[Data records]
(begin)

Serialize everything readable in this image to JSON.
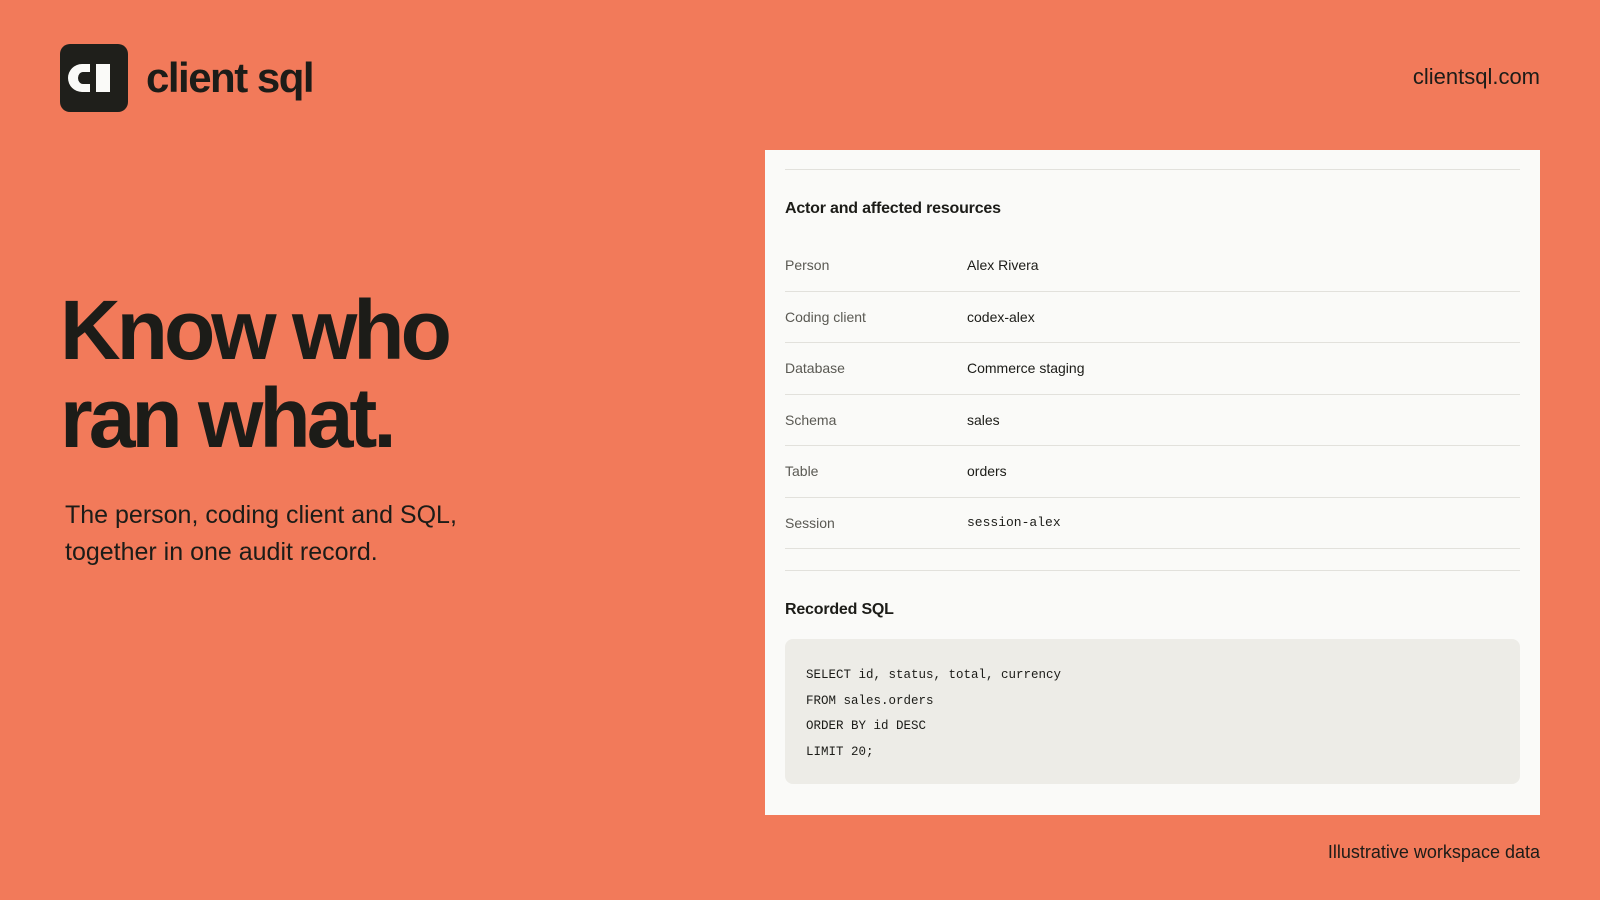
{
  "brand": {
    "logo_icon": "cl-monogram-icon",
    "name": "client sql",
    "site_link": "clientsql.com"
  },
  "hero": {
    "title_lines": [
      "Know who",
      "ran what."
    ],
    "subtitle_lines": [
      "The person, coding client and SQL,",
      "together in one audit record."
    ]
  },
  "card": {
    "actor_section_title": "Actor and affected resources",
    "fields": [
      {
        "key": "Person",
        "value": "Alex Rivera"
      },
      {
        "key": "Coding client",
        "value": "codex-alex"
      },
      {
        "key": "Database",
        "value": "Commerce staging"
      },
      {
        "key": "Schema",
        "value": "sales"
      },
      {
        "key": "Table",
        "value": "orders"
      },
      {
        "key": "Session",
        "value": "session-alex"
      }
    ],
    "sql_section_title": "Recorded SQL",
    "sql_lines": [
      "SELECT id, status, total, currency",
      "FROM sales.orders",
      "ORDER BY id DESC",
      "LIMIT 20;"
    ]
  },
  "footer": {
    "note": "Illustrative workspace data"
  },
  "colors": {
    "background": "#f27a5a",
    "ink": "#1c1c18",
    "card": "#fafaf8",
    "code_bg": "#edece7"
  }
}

(end)
(begin)

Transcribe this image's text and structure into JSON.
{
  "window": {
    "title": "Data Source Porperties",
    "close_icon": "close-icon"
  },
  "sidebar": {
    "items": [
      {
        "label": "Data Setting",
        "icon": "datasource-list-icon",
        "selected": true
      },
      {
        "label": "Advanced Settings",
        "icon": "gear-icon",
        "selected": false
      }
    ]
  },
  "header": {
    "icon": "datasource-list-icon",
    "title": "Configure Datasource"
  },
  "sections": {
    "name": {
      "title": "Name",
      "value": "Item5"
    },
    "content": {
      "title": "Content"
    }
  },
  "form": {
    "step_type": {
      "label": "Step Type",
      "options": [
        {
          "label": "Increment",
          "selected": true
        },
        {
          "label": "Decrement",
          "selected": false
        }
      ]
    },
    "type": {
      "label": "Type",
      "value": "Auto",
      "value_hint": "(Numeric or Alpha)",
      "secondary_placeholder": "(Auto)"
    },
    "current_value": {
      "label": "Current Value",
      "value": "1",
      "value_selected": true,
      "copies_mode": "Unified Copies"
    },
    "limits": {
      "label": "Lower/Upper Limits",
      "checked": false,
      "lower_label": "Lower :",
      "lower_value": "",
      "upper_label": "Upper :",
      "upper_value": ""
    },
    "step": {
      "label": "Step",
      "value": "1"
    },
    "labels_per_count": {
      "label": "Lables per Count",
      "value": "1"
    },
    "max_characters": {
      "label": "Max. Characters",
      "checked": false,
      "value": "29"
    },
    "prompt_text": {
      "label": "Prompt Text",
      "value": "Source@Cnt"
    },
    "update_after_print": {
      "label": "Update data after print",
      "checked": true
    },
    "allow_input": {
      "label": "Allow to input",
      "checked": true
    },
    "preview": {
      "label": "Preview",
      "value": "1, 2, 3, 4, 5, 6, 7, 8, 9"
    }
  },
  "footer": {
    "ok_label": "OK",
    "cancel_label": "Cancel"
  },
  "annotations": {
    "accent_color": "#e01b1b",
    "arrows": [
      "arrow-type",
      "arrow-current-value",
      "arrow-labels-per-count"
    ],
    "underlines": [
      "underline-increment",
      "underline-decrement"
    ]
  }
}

(end)
(begin)

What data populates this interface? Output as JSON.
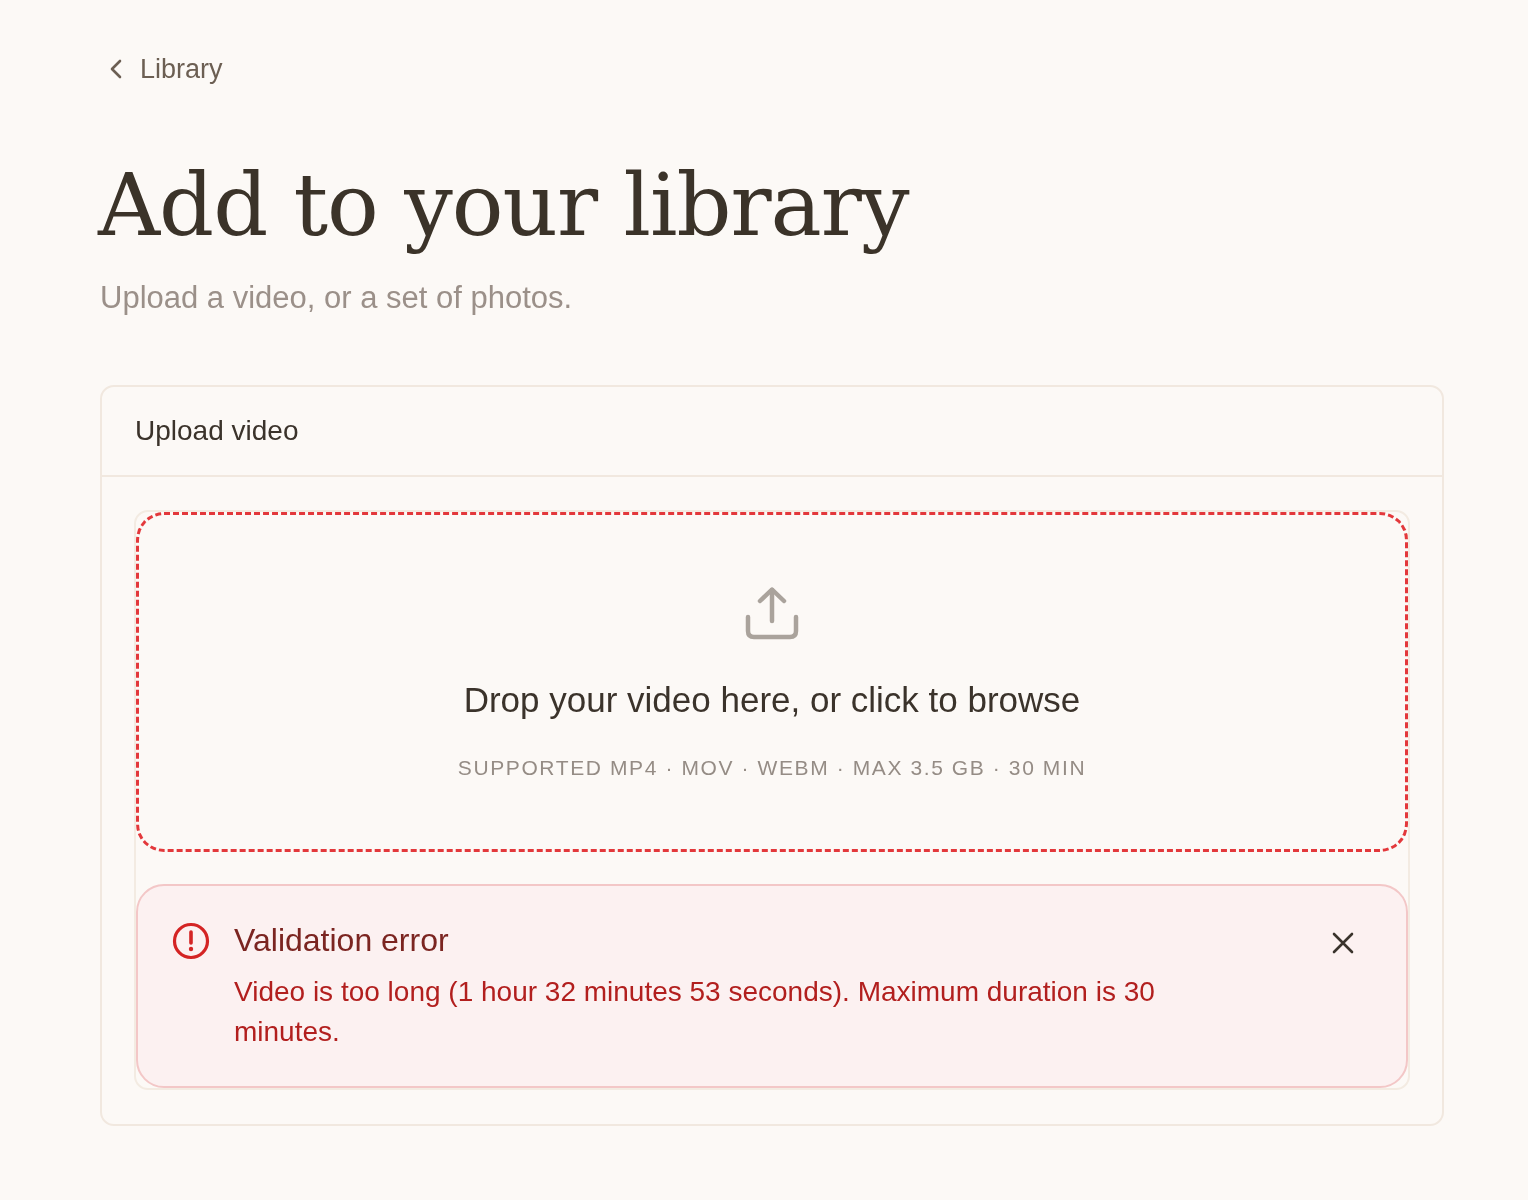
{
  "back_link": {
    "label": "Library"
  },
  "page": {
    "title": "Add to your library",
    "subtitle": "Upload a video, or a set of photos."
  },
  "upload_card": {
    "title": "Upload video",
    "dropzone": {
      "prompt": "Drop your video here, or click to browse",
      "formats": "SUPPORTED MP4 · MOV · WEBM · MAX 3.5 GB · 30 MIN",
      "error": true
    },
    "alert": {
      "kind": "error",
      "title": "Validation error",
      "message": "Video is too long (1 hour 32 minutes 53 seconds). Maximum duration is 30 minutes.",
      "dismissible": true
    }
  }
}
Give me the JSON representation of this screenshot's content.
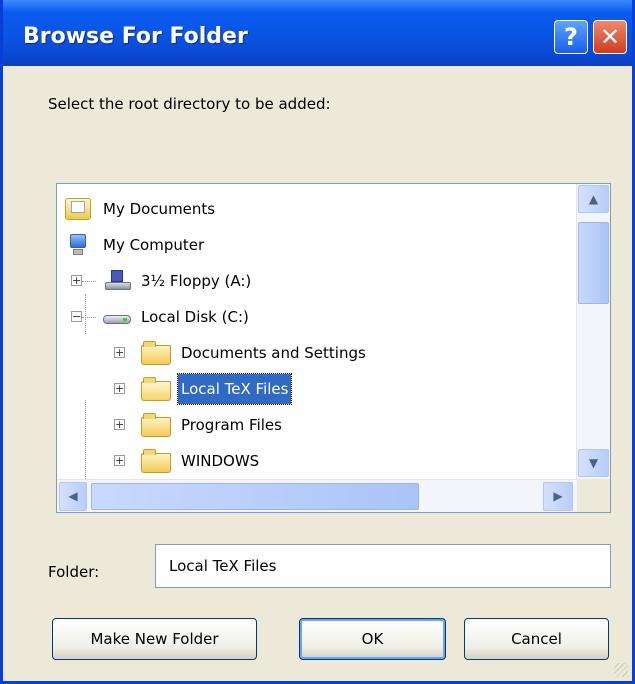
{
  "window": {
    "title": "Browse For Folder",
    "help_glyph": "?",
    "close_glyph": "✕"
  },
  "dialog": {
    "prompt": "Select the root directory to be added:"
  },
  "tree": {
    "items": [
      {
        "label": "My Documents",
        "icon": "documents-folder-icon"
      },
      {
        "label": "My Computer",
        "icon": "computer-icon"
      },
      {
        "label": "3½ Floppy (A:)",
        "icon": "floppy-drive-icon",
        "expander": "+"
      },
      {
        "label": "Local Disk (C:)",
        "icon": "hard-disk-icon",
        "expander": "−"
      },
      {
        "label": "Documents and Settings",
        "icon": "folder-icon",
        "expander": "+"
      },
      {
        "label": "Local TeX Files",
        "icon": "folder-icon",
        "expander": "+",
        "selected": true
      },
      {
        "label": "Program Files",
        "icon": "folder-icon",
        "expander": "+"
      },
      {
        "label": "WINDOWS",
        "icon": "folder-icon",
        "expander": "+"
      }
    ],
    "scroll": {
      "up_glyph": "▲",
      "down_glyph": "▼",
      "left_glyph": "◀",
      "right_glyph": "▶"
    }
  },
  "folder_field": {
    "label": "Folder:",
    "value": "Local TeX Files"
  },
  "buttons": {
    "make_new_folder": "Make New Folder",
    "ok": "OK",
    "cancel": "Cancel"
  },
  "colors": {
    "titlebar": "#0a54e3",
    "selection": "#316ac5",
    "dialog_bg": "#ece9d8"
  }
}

(end)

Exercise prompt:
Looking at the listing above, how many of its lines contain the string "Local"? Give the number alone.

Output below:
3